**Excerpt:**
_ _ _ _ _ _ _

- Developer: Vintage Digital Revival
- Publisher: Vintage Digital Revival
- Director: James Penca
- Producers: Matt DeWinkeleer; Kyle Hudak;
- Programmer: Derek Verveer
- Artists: Giovanni Castro; Nicolas Murgia;
- Composer: Anthony Casalena
- Engine: Unreal Engine 5
- Platforms: macOS; Windows;

= Titanic: Honor and Glory =

Titanic: Honor and Glory is an upcoming video game by Vintage Digital Revival. In development since 2012, the game is to feature a complete digital recreation of the RMS Titanic. The most recent demonstration for the game was released on March 3, 2023, allowing players to explore approximately half the ship.

==Gameplay==
The game is expected to include a fully explorable digital recreation of the Titanic, including a tour mode, log entries, and collectibles.

==Development==

Development of the game began in November 2012, after the cancellation of the Titanic: Lost in the Darkness mod for Crysis 2. On December 25, 2012, the first preview of the game was released, showing a fly through of the Grand Staircase and using CryEngine 3 to develop the game, which would later be switched over to Unreal Engine 4.

The first preview of the game in Unreal Engine 4 was uploaded to YouTube in March 2015, showing an early sinking animation of the D-Deck Reception in real-time. In April later that year, a playable demo was released, which featured select areas of the ship including the D-Deck Reception, Scotland Road, and the Turkish Bath. In July, a podcast was held to provide updates on the project. During the podcast, several preview screenshots of the current state of the Grand Staircase were released. That same day, the official forums were launched. By the next day, however, the forums had been taken down.

_ _ _ _ _ _ _

**Raw data:**
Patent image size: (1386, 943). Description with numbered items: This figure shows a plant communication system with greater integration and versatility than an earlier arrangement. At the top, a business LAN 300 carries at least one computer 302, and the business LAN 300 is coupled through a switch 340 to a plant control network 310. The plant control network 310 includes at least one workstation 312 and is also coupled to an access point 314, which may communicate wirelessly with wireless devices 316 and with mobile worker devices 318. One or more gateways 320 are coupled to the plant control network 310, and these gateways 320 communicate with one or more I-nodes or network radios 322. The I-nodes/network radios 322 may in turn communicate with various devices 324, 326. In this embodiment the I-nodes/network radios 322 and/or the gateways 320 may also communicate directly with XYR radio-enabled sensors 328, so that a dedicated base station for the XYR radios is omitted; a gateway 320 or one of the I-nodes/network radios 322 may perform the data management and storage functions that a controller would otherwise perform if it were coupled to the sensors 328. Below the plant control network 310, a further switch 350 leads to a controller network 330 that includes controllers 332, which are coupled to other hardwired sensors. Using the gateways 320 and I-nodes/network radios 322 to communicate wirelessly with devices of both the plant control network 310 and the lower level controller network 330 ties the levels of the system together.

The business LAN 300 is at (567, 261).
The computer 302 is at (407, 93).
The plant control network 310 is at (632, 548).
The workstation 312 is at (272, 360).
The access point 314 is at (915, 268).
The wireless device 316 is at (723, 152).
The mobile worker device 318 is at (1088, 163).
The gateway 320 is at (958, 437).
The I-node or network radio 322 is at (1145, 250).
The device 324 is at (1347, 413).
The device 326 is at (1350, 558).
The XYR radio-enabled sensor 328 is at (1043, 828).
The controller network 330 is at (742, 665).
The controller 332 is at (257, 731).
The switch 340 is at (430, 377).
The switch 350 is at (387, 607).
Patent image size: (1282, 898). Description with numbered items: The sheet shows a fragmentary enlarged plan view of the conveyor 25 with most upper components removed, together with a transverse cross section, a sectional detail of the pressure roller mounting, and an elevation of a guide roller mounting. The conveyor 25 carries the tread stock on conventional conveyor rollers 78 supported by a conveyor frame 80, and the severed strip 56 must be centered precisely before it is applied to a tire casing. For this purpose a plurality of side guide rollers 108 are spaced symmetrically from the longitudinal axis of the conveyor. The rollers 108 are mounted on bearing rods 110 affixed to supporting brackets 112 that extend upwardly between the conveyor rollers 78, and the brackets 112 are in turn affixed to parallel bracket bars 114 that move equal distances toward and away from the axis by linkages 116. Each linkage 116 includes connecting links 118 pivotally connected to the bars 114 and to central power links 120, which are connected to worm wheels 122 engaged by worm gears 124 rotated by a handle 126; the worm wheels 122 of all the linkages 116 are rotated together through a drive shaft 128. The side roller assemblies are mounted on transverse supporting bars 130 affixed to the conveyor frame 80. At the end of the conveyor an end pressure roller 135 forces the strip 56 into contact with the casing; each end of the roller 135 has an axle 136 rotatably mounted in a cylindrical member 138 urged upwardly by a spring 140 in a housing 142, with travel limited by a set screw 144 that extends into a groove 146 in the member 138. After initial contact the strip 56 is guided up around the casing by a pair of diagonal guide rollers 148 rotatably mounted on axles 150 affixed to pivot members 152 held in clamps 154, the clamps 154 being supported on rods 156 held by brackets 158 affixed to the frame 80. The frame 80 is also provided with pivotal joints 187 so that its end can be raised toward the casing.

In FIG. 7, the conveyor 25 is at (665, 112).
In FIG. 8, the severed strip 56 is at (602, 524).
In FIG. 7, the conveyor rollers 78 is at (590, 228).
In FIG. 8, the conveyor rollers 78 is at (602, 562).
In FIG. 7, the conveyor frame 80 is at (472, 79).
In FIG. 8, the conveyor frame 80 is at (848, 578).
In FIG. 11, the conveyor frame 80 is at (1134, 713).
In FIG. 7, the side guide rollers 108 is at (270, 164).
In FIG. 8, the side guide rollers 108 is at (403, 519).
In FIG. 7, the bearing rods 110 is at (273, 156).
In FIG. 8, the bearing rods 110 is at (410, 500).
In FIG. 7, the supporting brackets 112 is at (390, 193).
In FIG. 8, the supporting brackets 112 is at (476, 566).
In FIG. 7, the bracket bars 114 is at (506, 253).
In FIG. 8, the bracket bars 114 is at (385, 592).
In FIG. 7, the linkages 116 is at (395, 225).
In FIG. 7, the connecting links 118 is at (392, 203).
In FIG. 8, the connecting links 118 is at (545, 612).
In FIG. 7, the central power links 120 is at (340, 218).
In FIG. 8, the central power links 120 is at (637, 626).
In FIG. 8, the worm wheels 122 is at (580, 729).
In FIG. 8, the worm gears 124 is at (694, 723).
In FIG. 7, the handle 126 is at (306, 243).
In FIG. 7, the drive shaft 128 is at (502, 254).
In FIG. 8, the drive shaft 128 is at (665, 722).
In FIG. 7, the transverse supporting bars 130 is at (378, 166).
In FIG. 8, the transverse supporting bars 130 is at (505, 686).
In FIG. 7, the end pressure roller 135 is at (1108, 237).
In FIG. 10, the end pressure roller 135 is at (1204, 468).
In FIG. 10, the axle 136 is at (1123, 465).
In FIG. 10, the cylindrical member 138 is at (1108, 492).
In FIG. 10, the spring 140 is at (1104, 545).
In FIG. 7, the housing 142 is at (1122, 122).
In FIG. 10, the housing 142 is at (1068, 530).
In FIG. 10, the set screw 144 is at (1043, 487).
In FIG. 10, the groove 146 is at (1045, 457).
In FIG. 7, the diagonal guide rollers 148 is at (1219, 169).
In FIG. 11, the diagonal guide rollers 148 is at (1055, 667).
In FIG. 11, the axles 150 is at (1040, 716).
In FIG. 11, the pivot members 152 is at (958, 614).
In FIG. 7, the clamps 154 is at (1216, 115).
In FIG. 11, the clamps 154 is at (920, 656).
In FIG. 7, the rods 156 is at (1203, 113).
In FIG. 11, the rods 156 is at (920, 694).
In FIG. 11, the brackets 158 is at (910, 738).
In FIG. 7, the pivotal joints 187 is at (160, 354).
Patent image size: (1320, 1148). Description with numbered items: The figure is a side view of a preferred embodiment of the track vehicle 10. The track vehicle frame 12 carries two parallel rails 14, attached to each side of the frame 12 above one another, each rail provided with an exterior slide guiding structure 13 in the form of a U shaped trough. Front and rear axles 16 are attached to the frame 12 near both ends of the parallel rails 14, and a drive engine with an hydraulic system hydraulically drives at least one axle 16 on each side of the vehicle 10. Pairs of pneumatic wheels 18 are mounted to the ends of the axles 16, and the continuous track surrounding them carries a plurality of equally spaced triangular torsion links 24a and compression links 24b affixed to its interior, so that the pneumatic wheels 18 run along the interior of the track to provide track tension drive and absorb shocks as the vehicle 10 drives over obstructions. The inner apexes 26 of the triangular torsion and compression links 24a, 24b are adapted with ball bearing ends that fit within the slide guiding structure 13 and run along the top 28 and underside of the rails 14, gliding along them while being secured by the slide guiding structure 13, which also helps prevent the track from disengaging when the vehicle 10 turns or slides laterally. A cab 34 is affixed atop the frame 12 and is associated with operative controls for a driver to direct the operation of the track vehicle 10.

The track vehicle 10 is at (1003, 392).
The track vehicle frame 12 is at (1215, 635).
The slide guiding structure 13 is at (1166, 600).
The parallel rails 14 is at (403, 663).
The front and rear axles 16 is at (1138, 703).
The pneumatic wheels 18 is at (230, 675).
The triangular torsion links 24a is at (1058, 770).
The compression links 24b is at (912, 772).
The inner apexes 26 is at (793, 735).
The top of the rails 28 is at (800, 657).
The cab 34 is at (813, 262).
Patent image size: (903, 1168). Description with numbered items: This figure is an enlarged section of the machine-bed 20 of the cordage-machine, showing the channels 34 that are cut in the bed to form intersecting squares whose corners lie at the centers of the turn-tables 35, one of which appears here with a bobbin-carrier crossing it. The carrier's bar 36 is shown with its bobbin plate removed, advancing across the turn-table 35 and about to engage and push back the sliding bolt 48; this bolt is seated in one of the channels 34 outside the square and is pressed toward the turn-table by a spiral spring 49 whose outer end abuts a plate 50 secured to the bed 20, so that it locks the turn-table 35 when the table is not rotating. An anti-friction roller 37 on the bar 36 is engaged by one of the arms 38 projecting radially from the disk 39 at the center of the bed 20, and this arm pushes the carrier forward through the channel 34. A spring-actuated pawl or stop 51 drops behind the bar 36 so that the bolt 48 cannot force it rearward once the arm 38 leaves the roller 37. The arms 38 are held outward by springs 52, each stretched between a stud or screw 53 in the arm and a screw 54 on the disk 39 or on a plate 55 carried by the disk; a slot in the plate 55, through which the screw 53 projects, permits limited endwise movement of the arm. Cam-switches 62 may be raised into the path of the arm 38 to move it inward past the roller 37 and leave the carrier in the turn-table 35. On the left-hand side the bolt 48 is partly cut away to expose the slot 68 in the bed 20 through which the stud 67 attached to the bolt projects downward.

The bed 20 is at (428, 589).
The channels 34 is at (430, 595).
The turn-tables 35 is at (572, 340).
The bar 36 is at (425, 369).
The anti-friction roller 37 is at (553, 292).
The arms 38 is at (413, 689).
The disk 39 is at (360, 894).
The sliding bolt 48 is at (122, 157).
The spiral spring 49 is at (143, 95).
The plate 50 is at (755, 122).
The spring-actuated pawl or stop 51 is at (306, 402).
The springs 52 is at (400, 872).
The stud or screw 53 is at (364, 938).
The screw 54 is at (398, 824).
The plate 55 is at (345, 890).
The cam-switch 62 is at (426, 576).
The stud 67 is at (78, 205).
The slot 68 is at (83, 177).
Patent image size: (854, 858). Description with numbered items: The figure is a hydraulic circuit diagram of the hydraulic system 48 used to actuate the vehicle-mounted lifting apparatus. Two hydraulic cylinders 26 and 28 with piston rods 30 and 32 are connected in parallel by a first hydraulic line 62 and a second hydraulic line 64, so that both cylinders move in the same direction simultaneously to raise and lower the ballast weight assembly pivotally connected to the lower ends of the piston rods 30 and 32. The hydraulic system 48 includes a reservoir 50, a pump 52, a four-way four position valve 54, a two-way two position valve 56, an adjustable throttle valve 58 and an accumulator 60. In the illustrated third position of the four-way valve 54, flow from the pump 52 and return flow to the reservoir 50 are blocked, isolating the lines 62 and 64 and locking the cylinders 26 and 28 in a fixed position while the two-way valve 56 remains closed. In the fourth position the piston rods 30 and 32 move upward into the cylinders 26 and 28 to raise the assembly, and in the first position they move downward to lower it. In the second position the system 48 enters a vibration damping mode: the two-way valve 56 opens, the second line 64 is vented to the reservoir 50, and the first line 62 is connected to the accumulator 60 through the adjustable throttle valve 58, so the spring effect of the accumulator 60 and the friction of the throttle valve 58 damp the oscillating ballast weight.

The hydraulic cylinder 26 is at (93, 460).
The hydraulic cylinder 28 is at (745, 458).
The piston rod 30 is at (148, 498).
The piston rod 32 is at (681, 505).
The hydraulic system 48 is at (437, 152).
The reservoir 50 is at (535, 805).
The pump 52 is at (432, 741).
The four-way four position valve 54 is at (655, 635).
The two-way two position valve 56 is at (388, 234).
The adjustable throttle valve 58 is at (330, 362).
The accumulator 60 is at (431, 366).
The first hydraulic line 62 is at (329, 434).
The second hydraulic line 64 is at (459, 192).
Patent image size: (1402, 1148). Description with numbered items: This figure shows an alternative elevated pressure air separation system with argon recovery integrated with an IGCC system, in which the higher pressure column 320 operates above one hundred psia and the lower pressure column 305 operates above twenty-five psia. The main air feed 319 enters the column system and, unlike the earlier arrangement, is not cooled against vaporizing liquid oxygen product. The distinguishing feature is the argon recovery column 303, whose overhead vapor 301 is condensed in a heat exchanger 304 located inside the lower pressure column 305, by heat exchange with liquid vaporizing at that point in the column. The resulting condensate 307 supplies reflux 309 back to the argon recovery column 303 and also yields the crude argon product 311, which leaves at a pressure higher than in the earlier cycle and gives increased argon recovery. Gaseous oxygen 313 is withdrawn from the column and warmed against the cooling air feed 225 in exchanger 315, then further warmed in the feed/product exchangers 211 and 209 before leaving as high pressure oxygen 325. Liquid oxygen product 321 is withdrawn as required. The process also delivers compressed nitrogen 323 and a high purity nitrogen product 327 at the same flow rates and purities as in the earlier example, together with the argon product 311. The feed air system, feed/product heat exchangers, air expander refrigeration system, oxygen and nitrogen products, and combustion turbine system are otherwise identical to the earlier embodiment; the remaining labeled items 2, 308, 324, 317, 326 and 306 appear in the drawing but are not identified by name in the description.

_ _ _ _ _ _ _

**Work task:** Reproduce the Titanic: Honor and Glory game text word for word, in full.

**Answer to the exercise:**
- Developer: Vintage Digital Revival
- Publisher: Vintage Digital Revival
- Director: James Penca
- Producers: Matt DeWinkeleer; Kyle Hudak;
- Programmer: Derek Verveer
- Artists: Giovanni Castro; Nicolas Murgia;
- Composer: Anthony Casalena
- Engine: Unreal Engine 5
- Platforms: macOS; Windows;

= Titanic: Honor and Glory =

Titanic: Honor and Glory is an upcoming video game by Vintage Digital Revival. In development since 2012, the game is to feature a complete digital recreation of the RMS Titanic. The most recent demonstration for the game was released on March 3, 2023, allowing players to explore approximately half the ship.

==Gameplay==
The game is expected to include a fully explorable digital recreation of the Titanic, including a tour mode, log entries, and collectibles.

==Development==

Development of the game began in November 2012, after the cancellation of the Titanic: Lost in the Darkness mod for Crysis 2. On December 25, 2012, the first preview of the game was released, showing a fly through of the Grand Staircase and using CryEngine 3 to develop the game, which would later be switched over to Unreal Engine 4.

The first preview of the game in Unreal Engine 4 was uploaded to YouTube in March 2015, showing an early sinking animation of the D-Deck Reception in real-time. In April later that year, a playable demo was released, which featured select areas of the ship including the D-Deck Reception, Scotland Road, and the Turkish Bath. In July, a podcast was held to provide updates on the project. During the podcast, several preview screenshots of the current state of the Grand Staircase were released. That same day, the official forums were launched. By the next day, however, the forums had been taken down.